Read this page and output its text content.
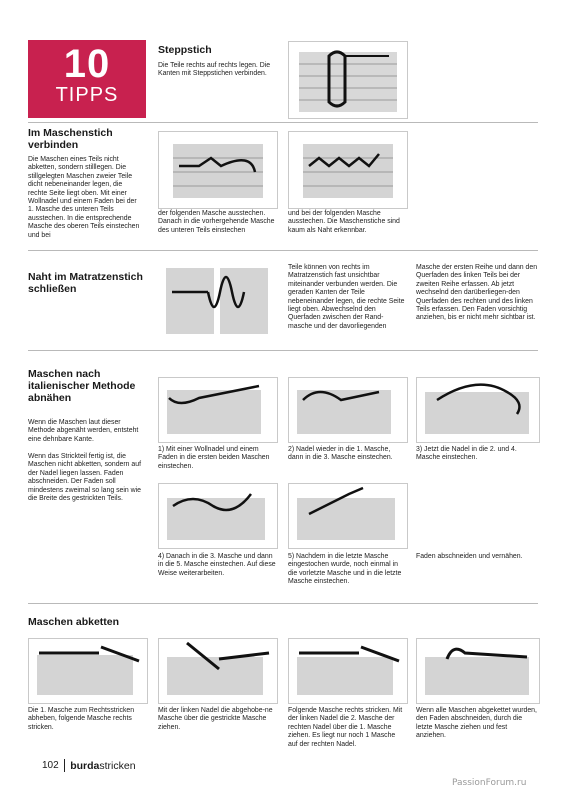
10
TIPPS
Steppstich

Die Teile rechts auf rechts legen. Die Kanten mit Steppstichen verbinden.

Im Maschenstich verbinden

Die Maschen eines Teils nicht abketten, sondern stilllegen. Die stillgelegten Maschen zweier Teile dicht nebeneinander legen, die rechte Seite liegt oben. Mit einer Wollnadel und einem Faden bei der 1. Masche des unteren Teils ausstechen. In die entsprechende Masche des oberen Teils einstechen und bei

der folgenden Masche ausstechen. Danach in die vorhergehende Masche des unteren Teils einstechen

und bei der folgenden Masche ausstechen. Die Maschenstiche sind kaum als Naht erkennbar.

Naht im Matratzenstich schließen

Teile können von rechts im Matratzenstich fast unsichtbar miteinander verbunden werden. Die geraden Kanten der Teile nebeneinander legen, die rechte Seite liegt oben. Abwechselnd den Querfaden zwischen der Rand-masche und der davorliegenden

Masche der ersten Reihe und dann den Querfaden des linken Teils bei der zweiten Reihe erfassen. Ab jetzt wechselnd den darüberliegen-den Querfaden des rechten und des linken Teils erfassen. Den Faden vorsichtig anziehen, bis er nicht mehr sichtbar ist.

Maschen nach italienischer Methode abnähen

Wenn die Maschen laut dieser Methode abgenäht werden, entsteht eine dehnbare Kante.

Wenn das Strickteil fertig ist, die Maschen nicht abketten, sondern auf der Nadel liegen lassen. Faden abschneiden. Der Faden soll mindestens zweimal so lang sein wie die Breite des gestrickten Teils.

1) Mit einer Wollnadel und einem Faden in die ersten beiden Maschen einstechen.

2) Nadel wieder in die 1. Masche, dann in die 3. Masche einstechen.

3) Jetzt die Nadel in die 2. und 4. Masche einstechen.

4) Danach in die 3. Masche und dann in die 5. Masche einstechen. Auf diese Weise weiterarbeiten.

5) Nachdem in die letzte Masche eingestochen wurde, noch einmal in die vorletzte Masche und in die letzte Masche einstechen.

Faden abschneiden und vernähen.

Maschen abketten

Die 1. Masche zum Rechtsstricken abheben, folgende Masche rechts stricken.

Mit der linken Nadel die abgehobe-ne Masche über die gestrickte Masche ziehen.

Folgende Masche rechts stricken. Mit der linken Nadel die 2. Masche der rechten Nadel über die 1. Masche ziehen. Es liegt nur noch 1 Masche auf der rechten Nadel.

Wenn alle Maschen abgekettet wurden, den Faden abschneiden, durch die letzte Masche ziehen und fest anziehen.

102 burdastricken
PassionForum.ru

**Objective**.
In your copy, leave out the pictures and reproduce the material above exactly.

**Reply**.
Read this page and output its text content.
10
TIPPS
Steppstich

Die Teile rechts auf rechts legen. Die Kanten mit Steppstichen verbinden.

Im Maschenstich verbinden

Die Maschen eines Teils nicht abketten, sondern stilllegen. Die stillgelegten Maschen zweier Teile dicht nebeneinander legen, die rechte Seite liegt oben. Mit einer Wollnadel und einem Faden bei der 1. Masche des unteren Teils ausstechen. In die entsprechende Masche des oberen Teils einstechen und bei

der folgenden Masche ausstechen. Danach in die vorhergehende Masche des unteren Teils einstechen

und bei der folgenden Masche ausstechen. Die Maschenstiche sind kaum als Naht erkennbar.

Naht im Matratzenstich schließen

Teile können von rechts im Matratzenstich fast unsichtbar miteinander verbunden werden. Die geraden Kanten der Teile nebeneinander legen, die rechte Seite liegt oben. Abwechselnd den Querfaden zwischen der Rand-masche und der davorliegenden

Masche der ersten Reihe und dann den Querfaden des linken Teils bei der zweiten Reihe erfassen. Ab jetzt wechselnd den darüberliegen-den Querfaden des rechten und des linken Teils erfassen. Den Faden vorsichtig anziehen, bis er nicht mehr sichtbar ist.

Maschen nach italienischer Methode abnähen

Wenn die Maschen laut dieser Methode abgenäht werden, entsteht eine dehnbare Kante.

Wenn das Strickteil fertig ist, die Maschen nicht abketten, sondern auf der Nadel liegen lassen. Faden abschneiden. Der Faden soll mindestens zweimal so lang sein wie die Breite des gestrickten Teils.

1) Mit einer Wollnadel und einem Faden in die ersten beiden Maschen einstechen.

2) Nadel wieder in die 1. Masche, dann in die 3. Masche einstechen.

3) Jetzt die Nadel in die 2. und 4. Masche einstechen.

4) Danach in die 3. Masche und dann in die 5. Masche einstechen. Auf diese Weise weiterarbeiten.

5) Nachdem in die letzte Masche eingestochen wurde, noch einmal in die vorletzte Masche und in die letzte Masche einstechen.

Faden abschneiden und vernähen.

Maschen abketten

Die 1. Masche zum Rechtsstricken abheben, folgende Masche rechts stricken.

Mit der linken Nadel die abgehobe-ne Masche über die gestrickte Masche ziehen.

Folgende Masche rechts stricken. Mit der linken Nadel die 2. Masche der rechten Nadel über die 1. Masche ziehen. Es liegt nur noch 1 Masche auf der rechten Nadel.

Wenn alle Maschen abgekettet wurden, den Faden abschneiden, durch die letzte Masche ziehen und fest anziehen.

102 burdastricken
PassionForum.ru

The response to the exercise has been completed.